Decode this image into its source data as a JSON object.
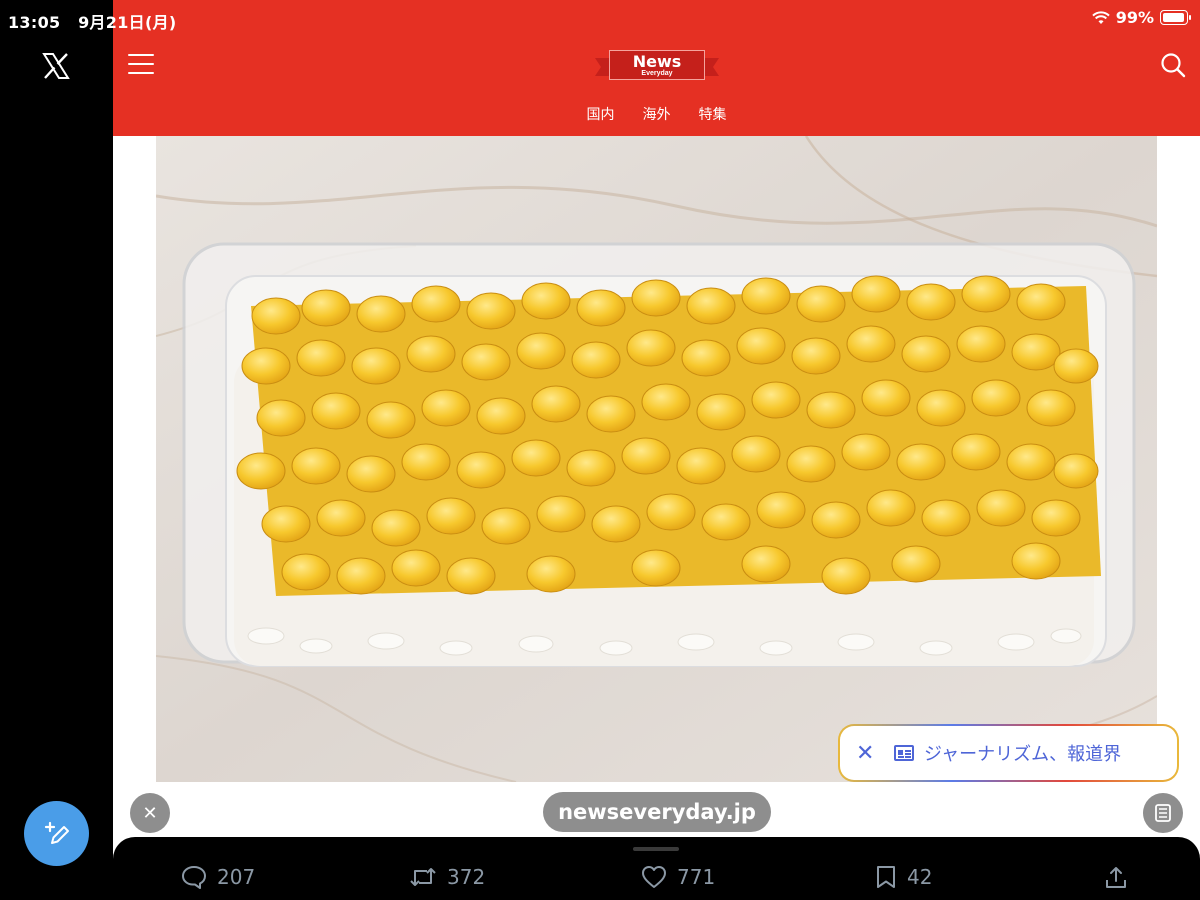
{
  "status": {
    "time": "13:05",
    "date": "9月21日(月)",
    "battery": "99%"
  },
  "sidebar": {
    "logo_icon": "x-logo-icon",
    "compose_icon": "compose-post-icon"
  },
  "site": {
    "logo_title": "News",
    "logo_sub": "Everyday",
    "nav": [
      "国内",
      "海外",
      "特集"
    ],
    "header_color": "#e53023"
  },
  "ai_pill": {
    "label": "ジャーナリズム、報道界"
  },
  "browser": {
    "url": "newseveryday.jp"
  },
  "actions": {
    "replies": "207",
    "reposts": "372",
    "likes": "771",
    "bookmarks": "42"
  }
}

* * *

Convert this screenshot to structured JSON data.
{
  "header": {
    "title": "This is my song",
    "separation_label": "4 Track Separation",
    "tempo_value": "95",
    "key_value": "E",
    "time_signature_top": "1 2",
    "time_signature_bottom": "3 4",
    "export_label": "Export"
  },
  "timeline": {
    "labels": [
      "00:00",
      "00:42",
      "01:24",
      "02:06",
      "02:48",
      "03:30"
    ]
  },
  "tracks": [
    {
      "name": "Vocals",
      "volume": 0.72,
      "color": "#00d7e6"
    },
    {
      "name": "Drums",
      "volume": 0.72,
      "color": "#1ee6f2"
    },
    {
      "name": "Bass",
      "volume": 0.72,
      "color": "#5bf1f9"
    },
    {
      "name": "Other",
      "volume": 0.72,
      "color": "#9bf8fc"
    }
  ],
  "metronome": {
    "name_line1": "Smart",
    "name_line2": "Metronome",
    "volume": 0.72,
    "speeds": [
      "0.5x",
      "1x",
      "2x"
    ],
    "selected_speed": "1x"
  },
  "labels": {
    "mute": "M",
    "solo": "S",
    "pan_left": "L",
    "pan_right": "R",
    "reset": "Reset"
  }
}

Given task: Which lines contain "JSON"? Copy each of them out.

Written solution:
Decode this image into its source data as a JSON object.
Convert this screenshot to structured JSON data.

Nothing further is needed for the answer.